Keep only the lines of the listing that include the word "justicia", and copy them.

* **Available data**

====

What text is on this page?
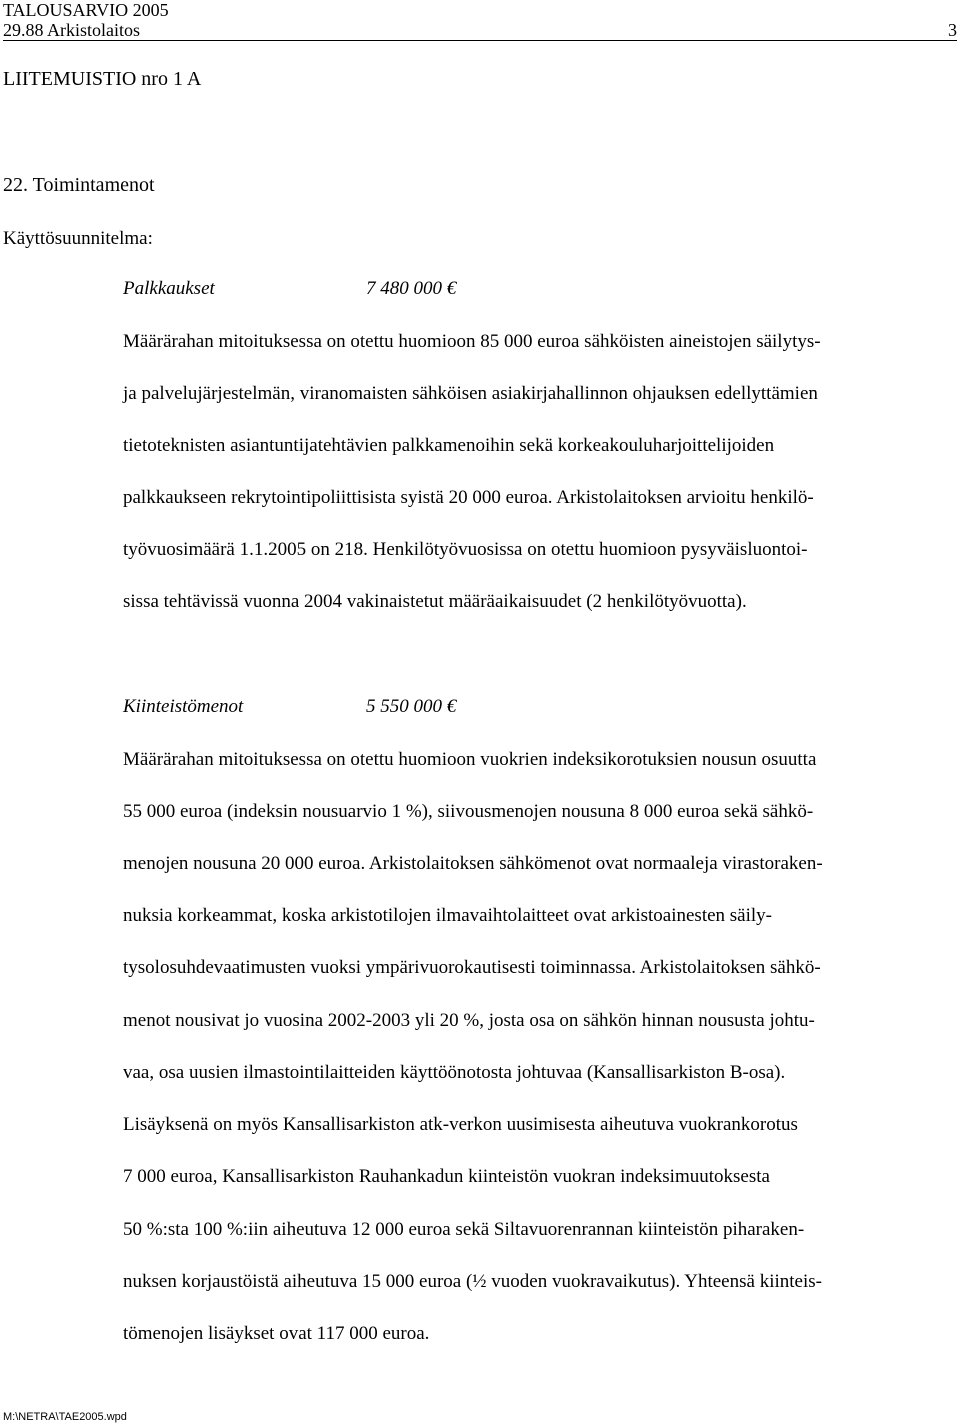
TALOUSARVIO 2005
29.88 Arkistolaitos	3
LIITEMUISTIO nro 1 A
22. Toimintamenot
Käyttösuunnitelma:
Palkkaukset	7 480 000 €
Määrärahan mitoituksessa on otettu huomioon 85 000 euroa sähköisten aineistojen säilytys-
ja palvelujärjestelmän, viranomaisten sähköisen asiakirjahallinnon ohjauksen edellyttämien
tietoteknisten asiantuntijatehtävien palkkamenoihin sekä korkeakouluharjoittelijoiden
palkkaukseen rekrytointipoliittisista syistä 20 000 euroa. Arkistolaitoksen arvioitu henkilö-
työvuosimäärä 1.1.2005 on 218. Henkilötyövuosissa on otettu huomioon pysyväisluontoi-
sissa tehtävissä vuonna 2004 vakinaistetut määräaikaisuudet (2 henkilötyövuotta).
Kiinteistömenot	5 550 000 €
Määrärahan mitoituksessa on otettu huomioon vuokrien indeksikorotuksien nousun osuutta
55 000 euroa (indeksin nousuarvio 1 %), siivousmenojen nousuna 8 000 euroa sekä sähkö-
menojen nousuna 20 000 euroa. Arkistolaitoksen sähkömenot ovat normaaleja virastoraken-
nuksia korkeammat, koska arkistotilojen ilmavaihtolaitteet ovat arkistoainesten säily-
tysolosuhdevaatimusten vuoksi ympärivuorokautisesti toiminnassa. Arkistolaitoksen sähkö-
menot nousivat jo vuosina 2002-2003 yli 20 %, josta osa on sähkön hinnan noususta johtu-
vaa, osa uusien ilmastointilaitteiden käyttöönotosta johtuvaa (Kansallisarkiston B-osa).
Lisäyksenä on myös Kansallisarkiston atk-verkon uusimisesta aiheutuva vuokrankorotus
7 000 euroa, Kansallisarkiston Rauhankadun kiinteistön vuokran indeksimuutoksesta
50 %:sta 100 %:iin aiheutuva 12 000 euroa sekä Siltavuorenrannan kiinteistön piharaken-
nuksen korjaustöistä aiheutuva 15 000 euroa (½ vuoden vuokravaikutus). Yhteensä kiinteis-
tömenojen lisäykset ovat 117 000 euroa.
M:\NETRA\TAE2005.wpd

====

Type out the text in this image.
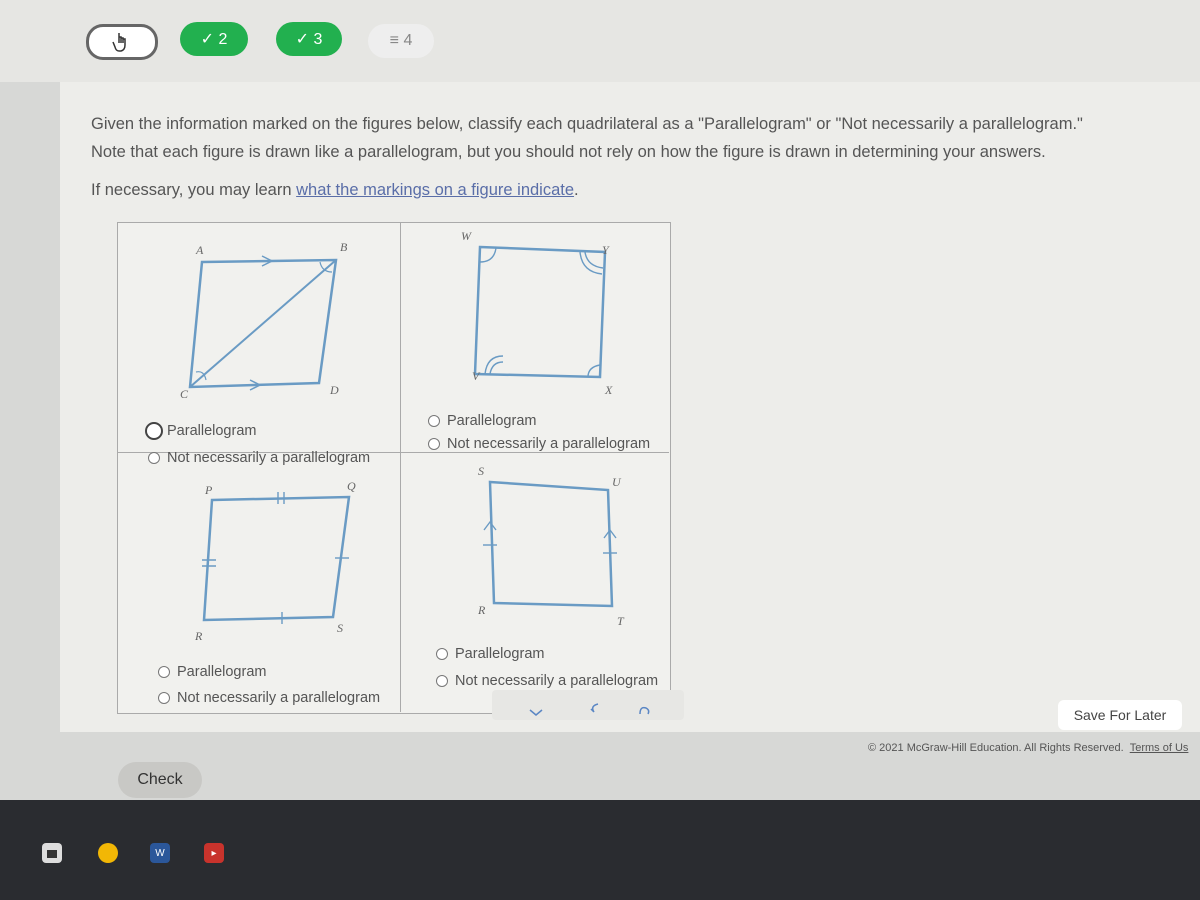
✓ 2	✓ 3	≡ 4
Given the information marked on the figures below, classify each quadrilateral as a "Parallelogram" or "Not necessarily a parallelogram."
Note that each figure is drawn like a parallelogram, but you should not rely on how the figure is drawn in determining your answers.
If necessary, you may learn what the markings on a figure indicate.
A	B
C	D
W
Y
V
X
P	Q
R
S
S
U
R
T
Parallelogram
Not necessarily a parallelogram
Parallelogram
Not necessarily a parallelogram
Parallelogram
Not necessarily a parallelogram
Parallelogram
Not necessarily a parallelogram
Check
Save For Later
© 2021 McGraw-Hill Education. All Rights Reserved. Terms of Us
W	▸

====

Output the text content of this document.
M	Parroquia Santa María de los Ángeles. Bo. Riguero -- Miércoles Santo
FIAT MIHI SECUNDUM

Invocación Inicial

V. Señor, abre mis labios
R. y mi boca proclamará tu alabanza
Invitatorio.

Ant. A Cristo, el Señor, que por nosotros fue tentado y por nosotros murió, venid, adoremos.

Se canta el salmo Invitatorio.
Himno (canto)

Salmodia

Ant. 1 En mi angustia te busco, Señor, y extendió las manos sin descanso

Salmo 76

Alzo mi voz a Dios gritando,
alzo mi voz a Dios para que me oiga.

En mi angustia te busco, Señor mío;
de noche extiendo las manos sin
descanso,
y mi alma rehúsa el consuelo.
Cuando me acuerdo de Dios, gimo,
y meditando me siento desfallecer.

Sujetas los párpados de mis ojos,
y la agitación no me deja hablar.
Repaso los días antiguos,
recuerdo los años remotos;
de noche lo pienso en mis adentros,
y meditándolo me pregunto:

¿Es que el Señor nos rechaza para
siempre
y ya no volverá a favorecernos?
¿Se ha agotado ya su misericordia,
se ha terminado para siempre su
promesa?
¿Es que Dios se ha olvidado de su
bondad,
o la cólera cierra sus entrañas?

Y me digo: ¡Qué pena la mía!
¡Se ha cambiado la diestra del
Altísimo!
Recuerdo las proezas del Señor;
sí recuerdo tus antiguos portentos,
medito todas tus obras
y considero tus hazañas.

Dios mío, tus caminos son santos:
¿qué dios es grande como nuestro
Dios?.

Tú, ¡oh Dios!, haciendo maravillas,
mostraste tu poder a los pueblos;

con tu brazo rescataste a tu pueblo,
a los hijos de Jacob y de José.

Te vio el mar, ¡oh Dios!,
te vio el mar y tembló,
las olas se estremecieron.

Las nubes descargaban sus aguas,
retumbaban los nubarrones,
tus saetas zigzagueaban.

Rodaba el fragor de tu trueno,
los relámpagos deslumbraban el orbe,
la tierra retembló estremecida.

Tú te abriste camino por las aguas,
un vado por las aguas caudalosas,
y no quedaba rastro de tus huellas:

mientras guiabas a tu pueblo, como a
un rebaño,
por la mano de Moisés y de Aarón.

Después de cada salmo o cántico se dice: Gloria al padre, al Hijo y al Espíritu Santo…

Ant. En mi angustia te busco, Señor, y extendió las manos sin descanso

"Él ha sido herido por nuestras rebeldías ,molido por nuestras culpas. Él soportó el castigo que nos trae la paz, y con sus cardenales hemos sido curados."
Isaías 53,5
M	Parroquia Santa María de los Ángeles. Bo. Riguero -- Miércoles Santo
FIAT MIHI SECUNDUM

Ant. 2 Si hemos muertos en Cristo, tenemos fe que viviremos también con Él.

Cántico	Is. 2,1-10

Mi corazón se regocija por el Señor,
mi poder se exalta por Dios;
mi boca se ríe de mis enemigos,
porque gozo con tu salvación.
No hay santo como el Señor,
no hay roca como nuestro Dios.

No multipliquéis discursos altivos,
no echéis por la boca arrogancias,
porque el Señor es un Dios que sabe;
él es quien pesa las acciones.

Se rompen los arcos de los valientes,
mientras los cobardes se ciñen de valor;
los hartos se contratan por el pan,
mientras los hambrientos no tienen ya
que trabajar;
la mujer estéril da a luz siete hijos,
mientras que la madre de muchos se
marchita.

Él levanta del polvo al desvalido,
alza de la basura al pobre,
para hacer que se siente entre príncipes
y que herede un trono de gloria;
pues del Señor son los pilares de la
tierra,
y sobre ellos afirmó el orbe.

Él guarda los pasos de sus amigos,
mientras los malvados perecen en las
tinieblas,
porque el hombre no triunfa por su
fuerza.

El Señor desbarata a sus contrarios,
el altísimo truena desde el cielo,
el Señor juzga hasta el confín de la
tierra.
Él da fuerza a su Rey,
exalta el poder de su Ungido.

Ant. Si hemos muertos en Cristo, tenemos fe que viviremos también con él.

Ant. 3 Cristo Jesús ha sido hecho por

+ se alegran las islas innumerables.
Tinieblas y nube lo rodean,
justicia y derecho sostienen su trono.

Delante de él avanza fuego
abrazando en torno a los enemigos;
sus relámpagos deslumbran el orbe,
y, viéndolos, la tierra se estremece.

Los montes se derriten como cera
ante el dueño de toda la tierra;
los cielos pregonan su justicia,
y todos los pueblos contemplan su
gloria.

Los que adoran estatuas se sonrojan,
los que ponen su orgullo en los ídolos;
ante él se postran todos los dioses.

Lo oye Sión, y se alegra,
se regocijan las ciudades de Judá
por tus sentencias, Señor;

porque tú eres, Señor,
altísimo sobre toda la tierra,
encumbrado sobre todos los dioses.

====

* **Response to this task**
justicia y derecho sostienen su trono.
los cielos pregonan su justicia,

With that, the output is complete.